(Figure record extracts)
....................

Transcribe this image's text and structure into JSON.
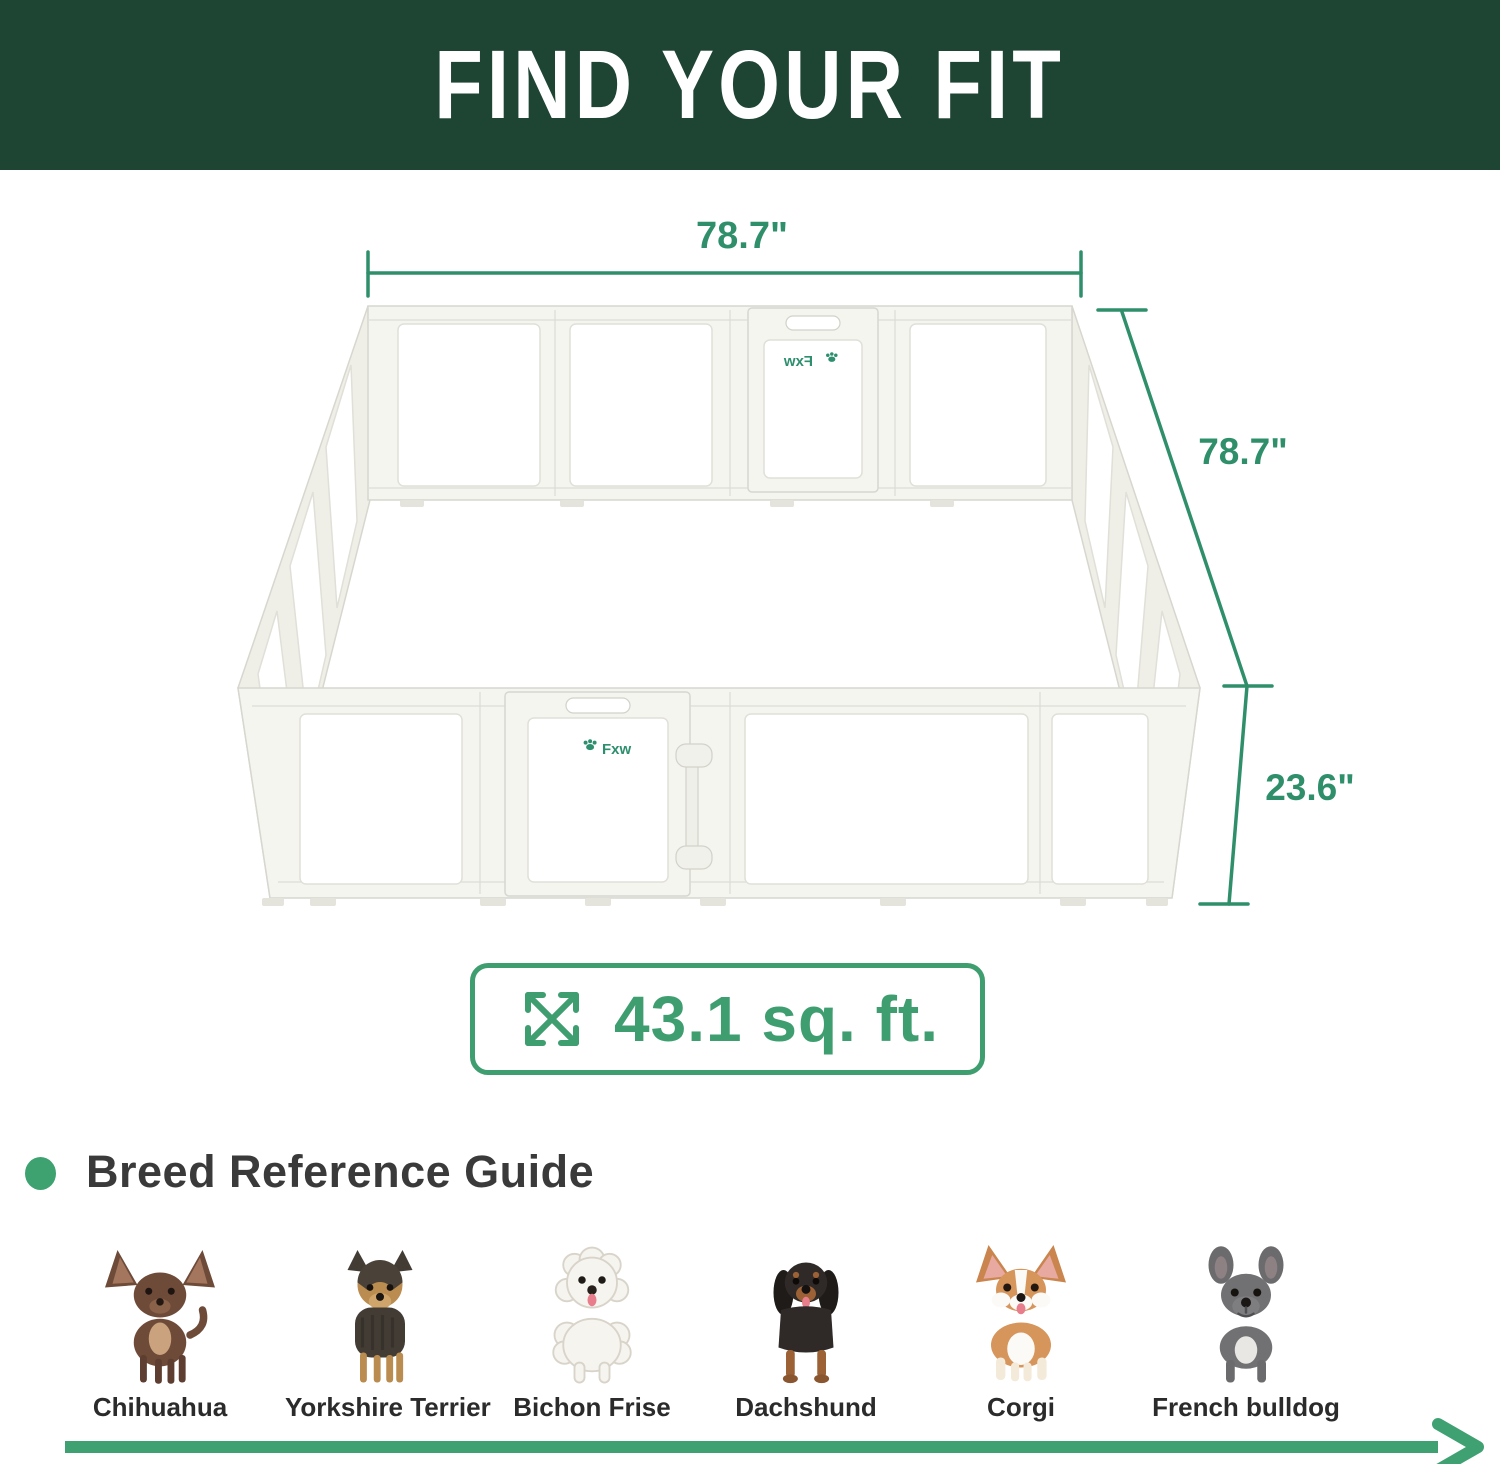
{
  "header": {
    "title": "FIND YOUR FIT"
  },
  "dimensions": {
    "width_label": "78.7\"",
    "depth_label": "78.7\"",
    "height_label": "23.6\"",
    "area_label": "43.1 sq. ft."
  },
  "brand": {
    "front_door_logo": "Fxw",
    "back_door_logo": "Fxw"
  },
  "breed_guide": {
    "heading": "Breed Reference Guide",
    "breeds": [
      {
        "name": "Chihuahua"
      },
      {
        "name": "Yorkshire Terrier"
      },
      {
        "name": "Bichon Frise"
      },
      {
        "name": "Dachshund"
      },
      {
        "name": "Corgi"
      },
      {
        "name": "French bulldog"
      }
    ]
  },
  "colors": {
    "header_bg": "#1e4434",
    "dimension_green": "#2f8f6b",
    "accent_green": "#3f9e70",
    "arrow_green": "#3fa172",
    "dot_green": "#3da26f",
    "pen_frame": "#f5f5f0"
  }
}
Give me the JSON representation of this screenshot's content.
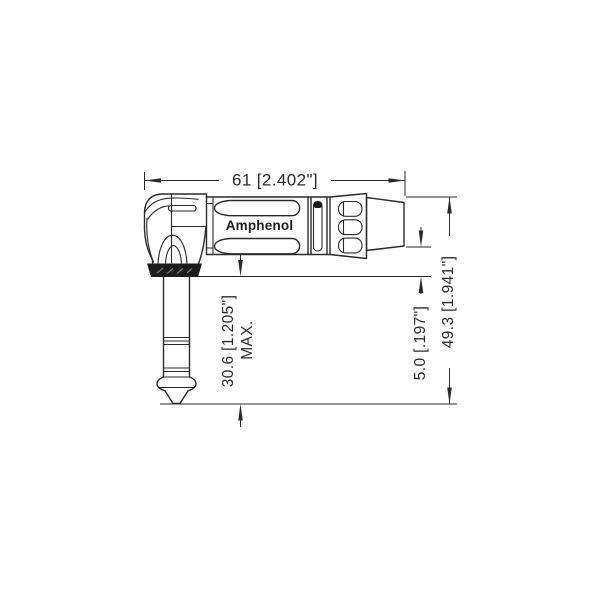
{
  "drawing": {
    "brand": "Amphenol",
    "dimensions": {
      "overall_length": "61 [2.402\"]",
      "plug_height": "30.6 [1.205\"]",
      "plug_height_qualifier": "MAX.",
      "body_to_plug_offset": "5.0 [.197\"]",
      "overall_height": "49.3 [1.941\"]"
    },
    "colors": {
      "line": "#2a2a2a",
      "background": "#ffffff",
      "nut_fill": "#1c1c1c"
    }
  }
}
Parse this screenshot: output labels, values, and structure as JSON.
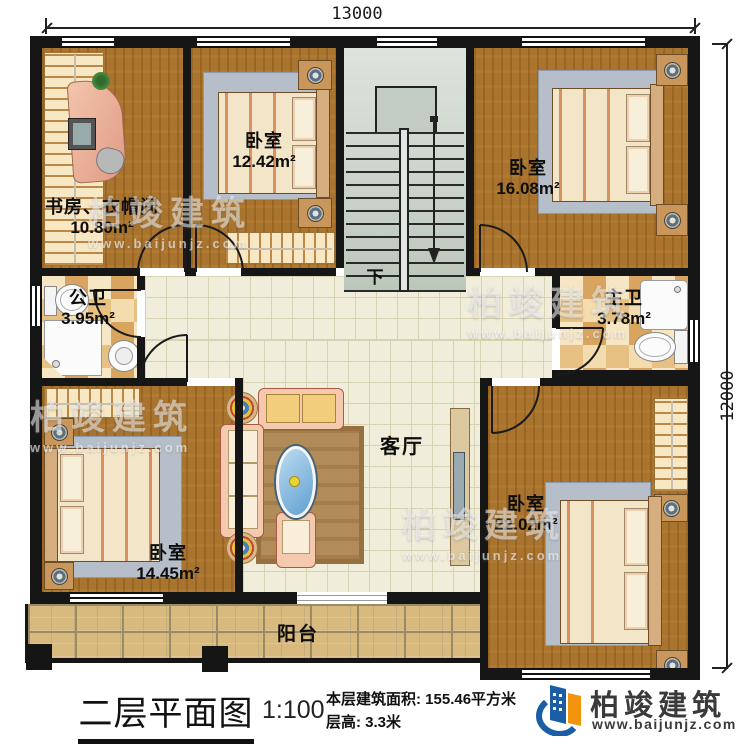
{
  "plan": {
    "title": "二层平面图",
    "scale": "1:100",
    "stats": {
      "area": "本层建筑面积: 155.46平方米",
      "floor_height": "层高: 3.3米"
    },
    "dimensions": {
      "top": "13000",
      "right": "12000"
    },
    "rooms": {
      "study": {
        "name": "书房、衣帽间",
        "area": "10.80m²"
      },
      "bedroom_a": {
        "name": "卧室",
        "area": "12.42m²"
      },
      "bedroom_b": {
        "name": "卧室",
        "area": "16.08m²"
      },
      "public_bath": {
        "name": "公卫",
        "area": "3.95m²"
      },
      "master_bath": {
        "name": "主卫",
        "area": "3.78m²"
      },
      "living": {
        "name": "客厅"
      },
      "bedroom_c": {
        "name": "卧室",
        "area": "14.45m²"
      },
      "bedroom_d": {
        "name": "卧室",
        "area": "22.02m²"
      },
      "balcony": {
        "name": "阳台"
      }
    },
    "stairs": {
      "down": "下"
    }
  },
  "brand": {
    "name": "柏竣建筑",
    "url": "www.baijunjz.com"
  },
  "watermark": {
    "name": "柏竣建筑",
    "url": "www.baijunjz.com"
  },
  "colors": {
    "wall": "#161616",
    "wood": "#a9742e",
    "tile": "#f0edda",
    "accent_blue": "#1b5ea6",
    "accent_orange": "#f2930d"
  }
}
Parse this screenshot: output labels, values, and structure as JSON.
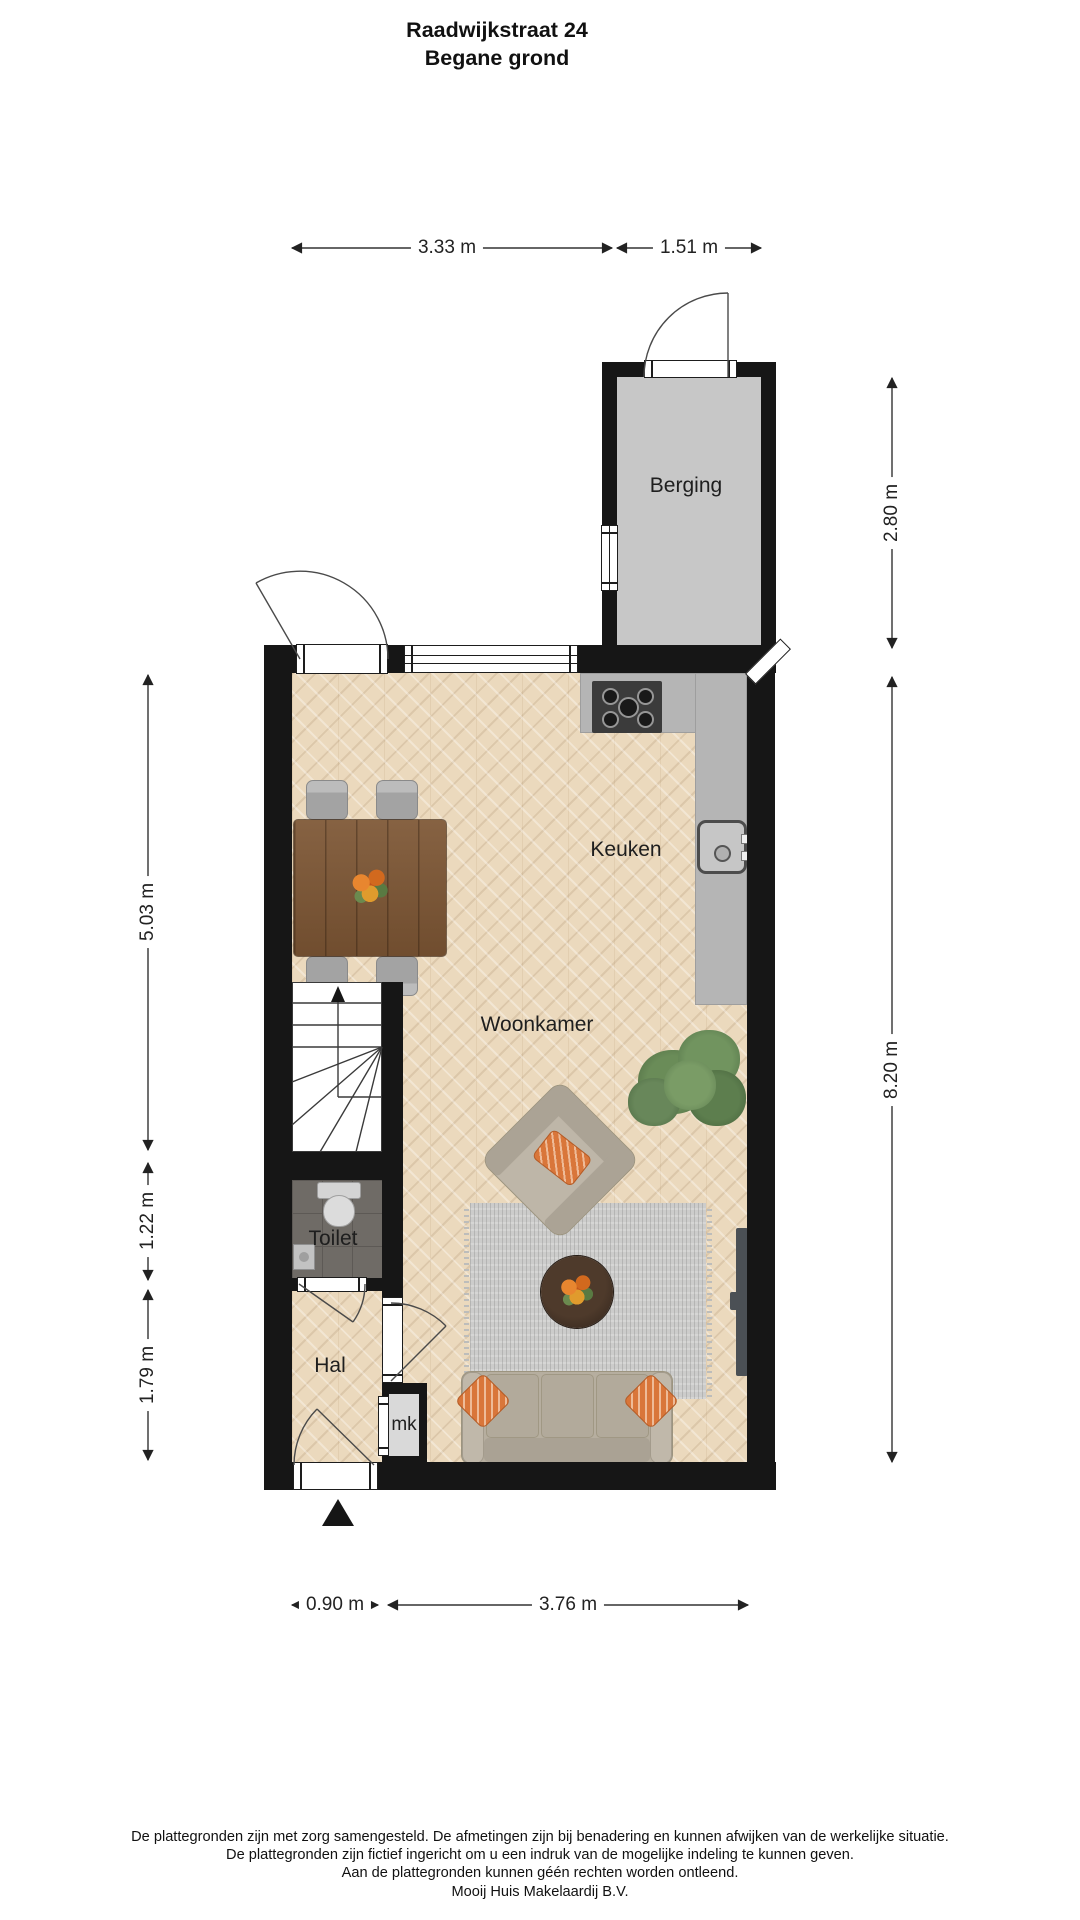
{
  "title": {
    "line1": "Raadwijkstraat 24",
    "line2": "Begane grond"
  },
  "rooms": {
    "berging": "Berging",
    "keuken": "Keuken",
    "woonkamer": "Woonkamer",
    "toilet": "Toilet",
    "hal": "Hal",
    "mk": "mk"
  },
  "dimensions": {
    "top_main": "3.33 m",
    "top_berging": "1.51 m",
    "right_berging": "2.80 m",
    "right_main": "8.20 m",
    "left_woonkamer": "5.03 m",
    "left_toilet": "1.22 m",
    "left_hal": "1.79 m",
    "bottom_hal": "0.90 m",
    "bottom_main": "3.76 m"
  },
  "footer": {
    "line1": "De plattegronden zijn met zorg samengesteld. De afmetingen zijn bij benadering en kunnen afwijken van de werkelijke situatie.",
    "line2": "De plattegronden zijn fictief ingericht om u een indruk van de mogelijke indeling te kunnen geven.",
    "line3": "Aan de plattegronden kunnen géén rechten worden ontleend.",
    "line4": "Mooij Huis Makelaardij B.V."
  },
  "icons": {
    "north_arrow": "north-arrow",
    "stairs_up_arrow": "stairs-up-arrow"
  },
  "furniture": [
    "dining-table",
    "dining-chairs",
    "kitchen-counter",
    "stove",
    "kitchen-sink",
    "stairs",
    "toilet",
    "hand-basin",
    "wall-tv",
    "armchair",
    "sofa",
    "rug",
    "coffee-table",
    "plant"
  ],
  "colors": {
    "wall": "#161616",
    "wood_floor": "#ebd9bd",
    "tile_floor": "#6f6b66",
    "berging_floor": "#c7c7c7",
    "counter": "#b5b5b5",
    "table_wood": "#7d5634",
    "sofa": "#b6ae9f",
    "rug": "#cccccb",
    "accent_orange": "#d9763a",
    "plant_green": "#5d7d50"
  }
}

....................

> Exercise
Using the records above, select and copy every line that has the word "kunnen".

> Output of the exercise
    "line1": "De plattegronden zijn met zorg samengesteld. De afmetingen zijn bij benadering en kunnen afwijken van de werkelijke situatie.",
    "line2": "De plattegronden zijn fictief ingericht om u een indruk van de mogelijke indeling te kunnen geven.",
    "line3": "Aan de plattegronden kunnen géén rechten worden ontleend.",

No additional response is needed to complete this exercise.